** Stated task **
Determine how many lines hold "colorbar" and give only that number.

Start of Data excerpts

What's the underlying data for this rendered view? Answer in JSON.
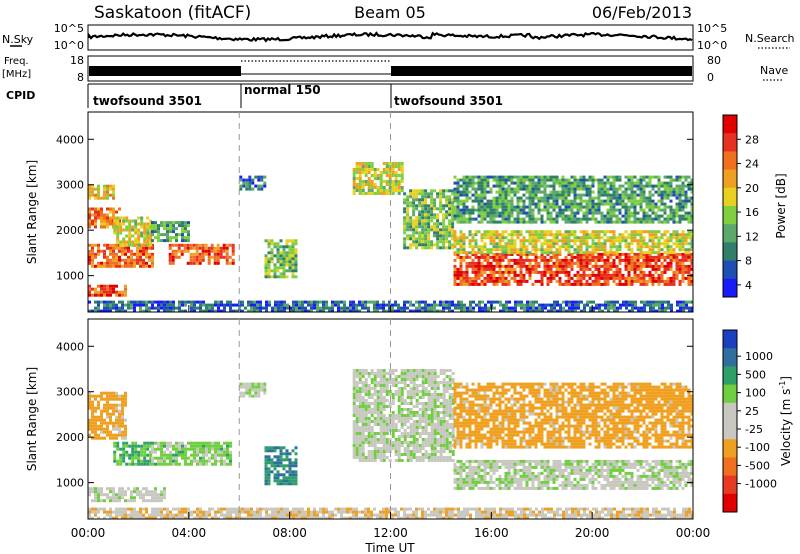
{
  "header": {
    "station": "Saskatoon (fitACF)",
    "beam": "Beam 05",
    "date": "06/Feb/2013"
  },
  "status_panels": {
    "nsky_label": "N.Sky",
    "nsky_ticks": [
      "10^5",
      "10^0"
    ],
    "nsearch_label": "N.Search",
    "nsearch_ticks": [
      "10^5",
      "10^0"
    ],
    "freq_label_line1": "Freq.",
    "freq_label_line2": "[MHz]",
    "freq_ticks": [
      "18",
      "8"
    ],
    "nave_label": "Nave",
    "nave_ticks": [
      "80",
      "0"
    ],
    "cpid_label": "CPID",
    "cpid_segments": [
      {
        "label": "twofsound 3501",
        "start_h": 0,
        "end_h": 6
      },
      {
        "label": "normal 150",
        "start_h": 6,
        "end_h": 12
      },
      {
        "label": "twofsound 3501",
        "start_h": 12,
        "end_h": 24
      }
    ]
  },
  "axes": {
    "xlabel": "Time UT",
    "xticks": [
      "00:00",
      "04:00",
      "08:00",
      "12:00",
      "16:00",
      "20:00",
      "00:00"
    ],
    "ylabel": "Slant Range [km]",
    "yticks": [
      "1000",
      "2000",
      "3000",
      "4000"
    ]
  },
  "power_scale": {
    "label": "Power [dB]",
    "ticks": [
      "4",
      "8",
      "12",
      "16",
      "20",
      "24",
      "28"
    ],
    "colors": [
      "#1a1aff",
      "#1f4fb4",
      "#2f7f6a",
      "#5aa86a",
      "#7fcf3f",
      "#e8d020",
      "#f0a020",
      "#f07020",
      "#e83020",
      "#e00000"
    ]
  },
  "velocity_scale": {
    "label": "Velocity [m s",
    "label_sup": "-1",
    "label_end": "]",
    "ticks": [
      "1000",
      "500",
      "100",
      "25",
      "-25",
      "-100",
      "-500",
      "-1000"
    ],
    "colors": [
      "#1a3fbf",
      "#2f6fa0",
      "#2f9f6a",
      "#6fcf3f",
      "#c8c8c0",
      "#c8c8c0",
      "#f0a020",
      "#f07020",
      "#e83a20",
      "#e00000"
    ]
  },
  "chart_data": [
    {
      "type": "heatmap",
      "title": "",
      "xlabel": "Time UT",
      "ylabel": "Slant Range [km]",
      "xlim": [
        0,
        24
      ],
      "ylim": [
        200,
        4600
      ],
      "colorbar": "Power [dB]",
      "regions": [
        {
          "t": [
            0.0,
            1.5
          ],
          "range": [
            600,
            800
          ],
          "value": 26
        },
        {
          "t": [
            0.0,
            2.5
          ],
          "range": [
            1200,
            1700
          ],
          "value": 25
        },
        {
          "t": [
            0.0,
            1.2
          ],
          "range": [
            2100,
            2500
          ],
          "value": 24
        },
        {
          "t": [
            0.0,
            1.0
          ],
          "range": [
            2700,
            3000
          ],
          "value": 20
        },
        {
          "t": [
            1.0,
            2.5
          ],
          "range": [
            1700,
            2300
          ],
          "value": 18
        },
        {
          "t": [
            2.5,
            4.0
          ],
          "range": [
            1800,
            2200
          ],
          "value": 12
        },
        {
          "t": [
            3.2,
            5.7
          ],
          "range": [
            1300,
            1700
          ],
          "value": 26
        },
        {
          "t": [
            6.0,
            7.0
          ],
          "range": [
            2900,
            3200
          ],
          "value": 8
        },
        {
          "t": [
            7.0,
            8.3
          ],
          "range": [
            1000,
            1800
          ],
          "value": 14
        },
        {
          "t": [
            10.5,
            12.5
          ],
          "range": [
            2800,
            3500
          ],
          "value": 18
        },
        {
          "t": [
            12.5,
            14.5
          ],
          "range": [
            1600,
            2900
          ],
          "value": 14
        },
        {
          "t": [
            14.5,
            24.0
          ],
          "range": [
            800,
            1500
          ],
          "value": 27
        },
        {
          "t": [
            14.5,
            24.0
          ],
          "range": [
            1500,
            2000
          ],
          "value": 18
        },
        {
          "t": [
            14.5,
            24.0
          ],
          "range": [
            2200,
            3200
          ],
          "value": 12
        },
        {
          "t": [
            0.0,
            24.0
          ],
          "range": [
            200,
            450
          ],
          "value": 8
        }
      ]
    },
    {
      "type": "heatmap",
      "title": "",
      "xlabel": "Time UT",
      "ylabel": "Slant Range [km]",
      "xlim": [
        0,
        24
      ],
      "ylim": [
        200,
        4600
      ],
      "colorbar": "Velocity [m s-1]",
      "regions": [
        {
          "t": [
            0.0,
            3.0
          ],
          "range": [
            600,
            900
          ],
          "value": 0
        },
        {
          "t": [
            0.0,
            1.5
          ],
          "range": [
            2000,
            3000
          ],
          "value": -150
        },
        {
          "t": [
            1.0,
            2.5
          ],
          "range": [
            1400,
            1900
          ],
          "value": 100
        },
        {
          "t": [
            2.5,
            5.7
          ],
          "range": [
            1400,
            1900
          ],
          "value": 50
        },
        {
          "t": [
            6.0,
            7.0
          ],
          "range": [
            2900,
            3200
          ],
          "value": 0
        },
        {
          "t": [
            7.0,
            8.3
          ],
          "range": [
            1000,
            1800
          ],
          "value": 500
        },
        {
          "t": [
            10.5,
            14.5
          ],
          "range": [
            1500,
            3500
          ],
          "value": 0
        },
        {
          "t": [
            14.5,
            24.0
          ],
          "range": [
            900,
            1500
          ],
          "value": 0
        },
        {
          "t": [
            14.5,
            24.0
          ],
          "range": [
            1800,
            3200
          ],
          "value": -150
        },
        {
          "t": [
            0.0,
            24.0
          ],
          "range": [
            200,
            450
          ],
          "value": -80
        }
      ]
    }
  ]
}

End of Data excerpts
Start of Data excerpts

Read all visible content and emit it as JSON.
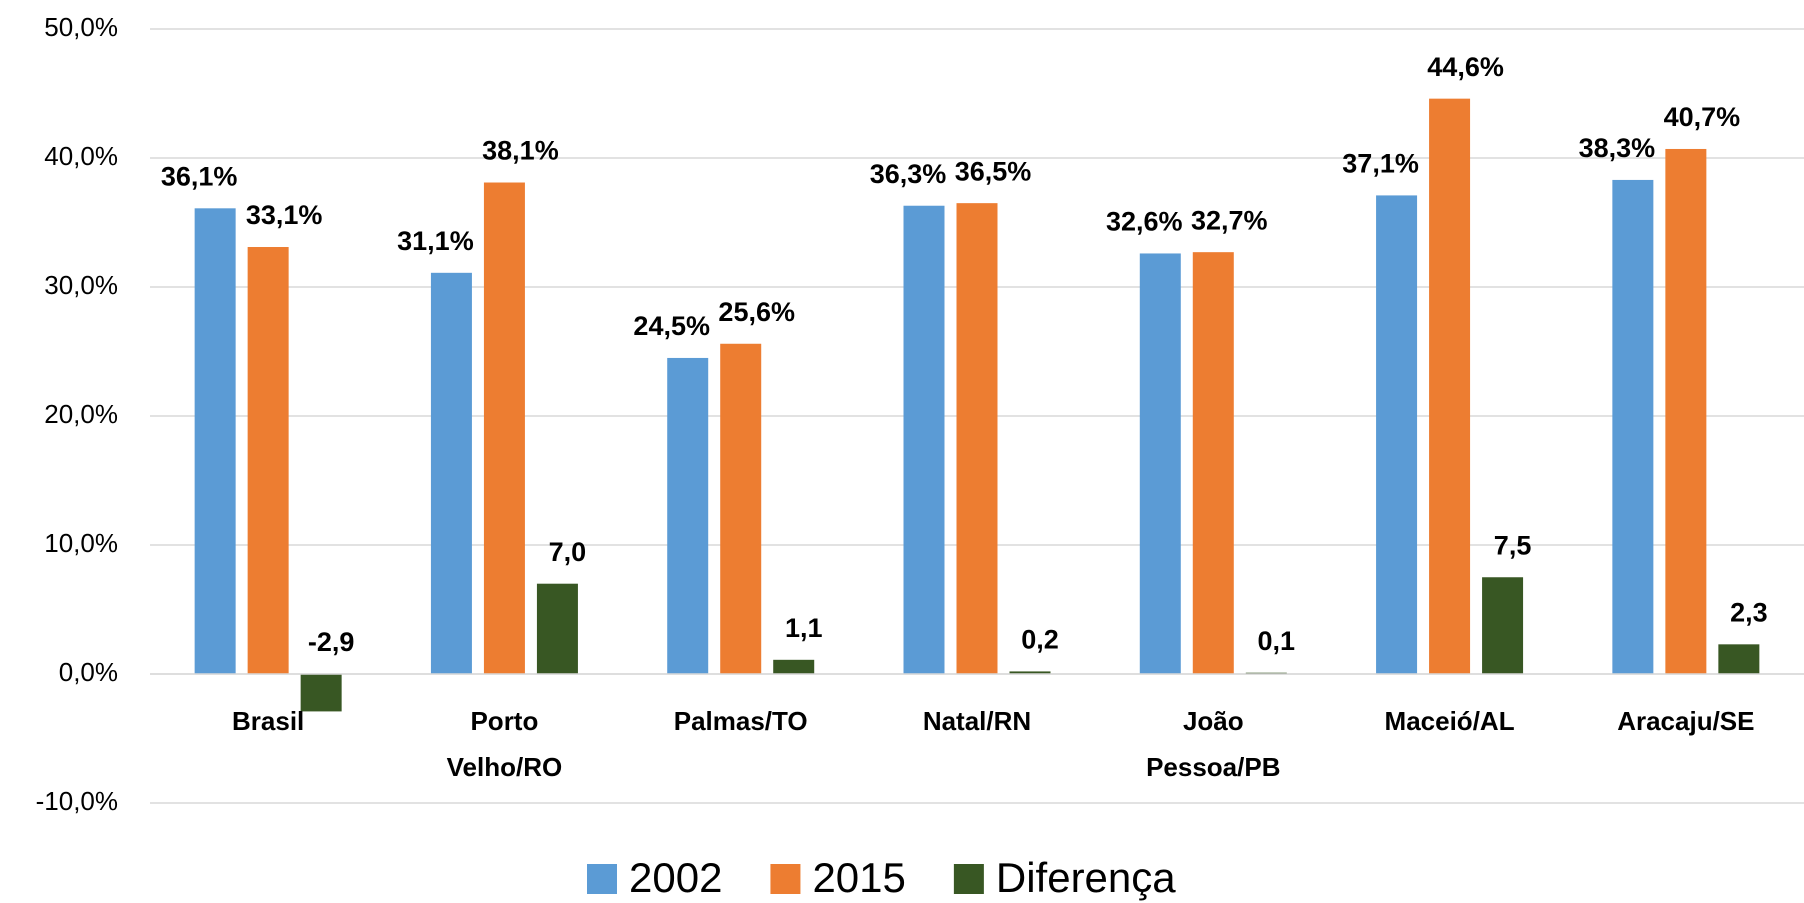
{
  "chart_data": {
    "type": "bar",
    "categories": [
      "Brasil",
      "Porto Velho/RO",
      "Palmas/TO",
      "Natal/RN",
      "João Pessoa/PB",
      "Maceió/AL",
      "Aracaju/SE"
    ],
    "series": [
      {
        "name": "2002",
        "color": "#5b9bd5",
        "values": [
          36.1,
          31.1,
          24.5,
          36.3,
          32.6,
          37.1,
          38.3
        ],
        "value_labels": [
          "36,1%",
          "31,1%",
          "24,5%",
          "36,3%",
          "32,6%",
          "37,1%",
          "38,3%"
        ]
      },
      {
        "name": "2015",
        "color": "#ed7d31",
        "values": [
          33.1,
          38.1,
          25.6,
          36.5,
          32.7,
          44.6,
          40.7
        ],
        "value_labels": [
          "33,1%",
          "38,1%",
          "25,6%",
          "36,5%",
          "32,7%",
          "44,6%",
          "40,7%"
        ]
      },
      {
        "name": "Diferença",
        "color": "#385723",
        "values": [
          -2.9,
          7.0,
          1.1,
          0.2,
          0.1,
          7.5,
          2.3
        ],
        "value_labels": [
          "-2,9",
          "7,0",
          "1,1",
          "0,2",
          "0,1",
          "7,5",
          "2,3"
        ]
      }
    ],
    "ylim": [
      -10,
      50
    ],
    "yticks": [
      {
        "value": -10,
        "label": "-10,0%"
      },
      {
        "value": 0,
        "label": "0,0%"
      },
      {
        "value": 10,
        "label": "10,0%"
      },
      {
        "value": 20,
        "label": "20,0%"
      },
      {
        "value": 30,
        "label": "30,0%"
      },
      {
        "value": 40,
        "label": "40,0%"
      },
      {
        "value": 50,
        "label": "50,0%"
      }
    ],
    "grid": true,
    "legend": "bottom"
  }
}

End of Data excerpts

** Output of the task **
2